Source records:

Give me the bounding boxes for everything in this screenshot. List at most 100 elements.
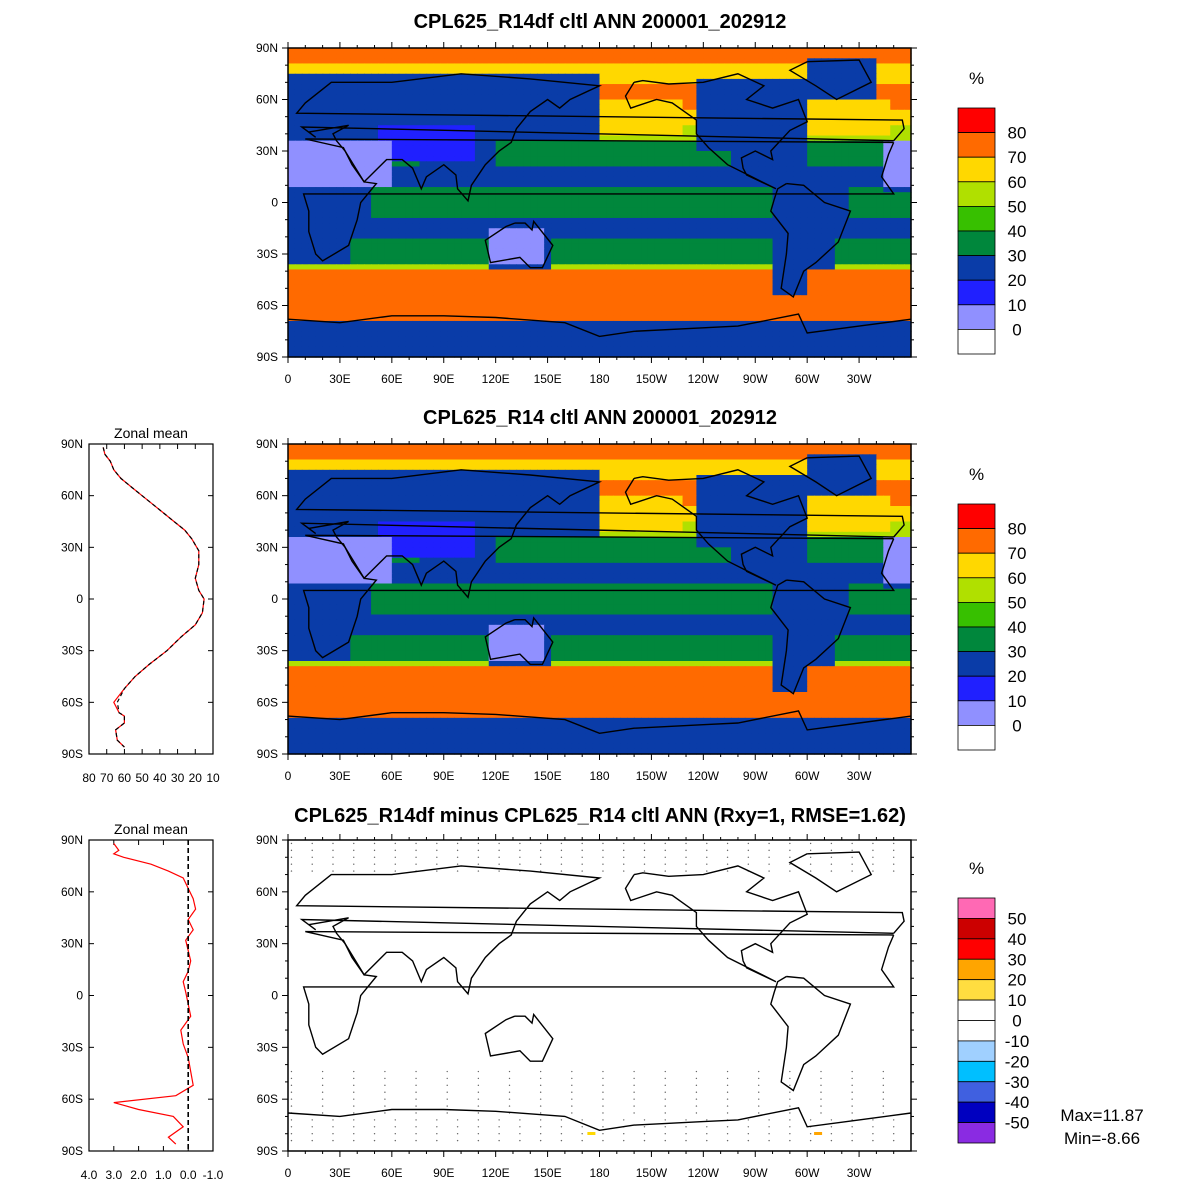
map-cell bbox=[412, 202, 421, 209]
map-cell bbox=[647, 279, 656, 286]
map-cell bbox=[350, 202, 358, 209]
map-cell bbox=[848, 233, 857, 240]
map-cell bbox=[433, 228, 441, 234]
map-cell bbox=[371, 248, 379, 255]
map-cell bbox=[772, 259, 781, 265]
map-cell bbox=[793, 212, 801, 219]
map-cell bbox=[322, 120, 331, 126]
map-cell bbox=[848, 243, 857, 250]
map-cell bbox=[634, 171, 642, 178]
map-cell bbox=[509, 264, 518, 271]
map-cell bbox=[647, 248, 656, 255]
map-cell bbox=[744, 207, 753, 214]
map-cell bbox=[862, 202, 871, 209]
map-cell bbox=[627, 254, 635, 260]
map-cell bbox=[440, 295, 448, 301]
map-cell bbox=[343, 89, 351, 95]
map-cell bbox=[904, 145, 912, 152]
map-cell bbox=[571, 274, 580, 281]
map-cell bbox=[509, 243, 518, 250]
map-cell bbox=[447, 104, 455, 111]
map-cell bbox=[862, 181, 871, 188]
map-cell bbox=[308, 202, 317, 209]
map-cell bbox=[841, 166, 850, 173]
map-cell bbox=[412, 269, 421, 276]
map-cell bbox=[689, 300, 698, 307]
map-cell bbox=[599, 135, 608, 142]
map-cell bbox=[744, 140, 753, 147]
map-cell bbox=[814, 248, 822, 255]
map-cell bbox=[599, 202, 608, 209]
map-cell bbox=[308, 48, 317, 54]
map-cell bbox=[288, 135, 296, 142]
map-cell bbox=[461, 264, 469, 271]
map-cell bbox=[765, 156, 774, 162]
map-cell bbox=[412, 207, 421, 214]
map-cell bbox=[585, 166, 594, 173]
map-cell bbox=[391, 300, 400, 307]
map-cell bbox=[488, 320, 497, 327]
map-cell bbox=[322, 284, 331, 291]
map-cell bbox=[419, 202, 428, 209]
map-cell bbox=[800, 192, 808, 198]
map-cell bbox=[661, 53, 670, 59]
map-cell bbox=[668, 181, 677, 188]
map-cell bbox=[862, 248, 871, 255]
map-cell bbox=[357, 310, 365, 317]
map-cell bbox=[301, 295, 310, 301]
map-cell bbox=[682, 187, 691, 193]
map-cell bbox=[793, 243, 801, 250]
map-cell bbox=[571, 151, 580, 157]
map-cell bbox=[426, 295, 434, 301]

§ **WHAT THE TASK ASKS**: Could you repeat the item lines starting at the one containing "map-cell bbox=[412, 202, 421, 209]" and ending at the one containing "map-cell bbox=[744, 207, 753, 214]"?

§ **SOLUTION TO THE EXERCISE**:
map-cell bbox=[412, 202, 421, 209]
map-cell bbox=[647, 279, 656, 286]
map-cell bbox=[350, 202, 358, 209]
map-cell bbox=[848, 233, 857, 240]
map-cell bbox=[433, 228, 441, 234]
map-cell bbox=[371, 248, 379, 255]
map-cell bbox=[772, 259, 781, 265]
map-cell bbox=[793, 212, 801, 219]
map-cell bbox=[322, 120, 331, 126]
map-cell bbox=[848, 243, 857, 250]
map-cell bbox=[634, 171, 642, 178]
map-cell bbox=[509, 264, 518, 271]
map-cell bbox=[647, 248, 656, 255]
map-cell bbox=[744, 207, 753, 214]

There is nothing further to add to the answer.